A block of data
===

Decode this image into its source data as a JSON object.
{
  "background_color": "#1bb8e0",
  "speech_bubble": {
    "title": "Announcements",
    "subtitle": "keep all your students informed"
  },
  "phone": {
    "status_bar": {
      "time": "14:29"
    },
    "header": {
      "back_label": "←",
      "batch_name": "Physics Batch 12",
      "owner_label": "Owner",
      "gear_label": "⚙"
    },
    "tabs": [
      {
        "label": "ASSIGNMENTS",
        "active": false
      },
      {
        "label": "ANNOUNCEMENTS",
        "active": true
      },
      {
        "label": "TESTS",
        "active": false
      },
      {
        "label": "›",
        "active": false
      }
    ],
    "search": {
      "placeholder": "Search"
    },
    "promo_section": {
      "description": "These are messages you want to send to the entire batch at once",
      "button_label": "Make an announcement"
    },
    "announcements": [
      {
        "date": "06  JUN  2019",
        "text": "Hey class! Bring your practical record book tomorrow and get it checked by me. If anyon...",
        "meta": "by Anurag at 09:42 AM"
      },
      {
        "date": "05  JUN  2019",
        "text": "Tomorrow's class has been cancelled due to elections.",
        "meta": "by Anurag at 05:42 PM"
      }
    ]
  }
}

===

◆ Task prompt ◆
Return every entry verbatim.

◆ The reply ◆
Decode this image into its source data as a JSON object.
{
  "background_color": "#1bb8e0",
  "speech_bubble": {
    "title": "Announcements",
    "subtitle": "keep all your students informed"
  },
  "phone": {
    "status_bar": {
      "time": "14:29"
    },
    "header": {
      "back_label": "←",
      "batch_name": "Physics Batch 12",
      "owner_label": "Owner",
      "gear_label": "⚙"
    },
    "tabs": [
      {
        "label": "ASSIGNMENTS",
        "active": false
      },
      {
        "label": "ANNOUNCEMENTS",
        "active": true
      },
      {
        "label": "TESTS",
        "active": false
      },
      {
        "label": "›",
        "active": false
      }
    ],
    "search": {
      "placeholder": "Search"
    },
    "promo_section": {
      "description": "These are messages you want to send to the entire batch at once",
      "button_label": "Make an announcement"
    },
    "announcements": [
      {
        "date": "06  JUN  2019",
        "text": "Hey class! Bring your practical record book tomorrow and get it checked by me. If anyon...",
        "meta": "by Anurag at 09:42 AM"
      },
      {
        "date": "05  JUN  2019",
        "text": "Tomorrow's class has been cancelled due to elections.",
        "meta": "by Anurag at 05:42 PM"
      }
    ]
  }
}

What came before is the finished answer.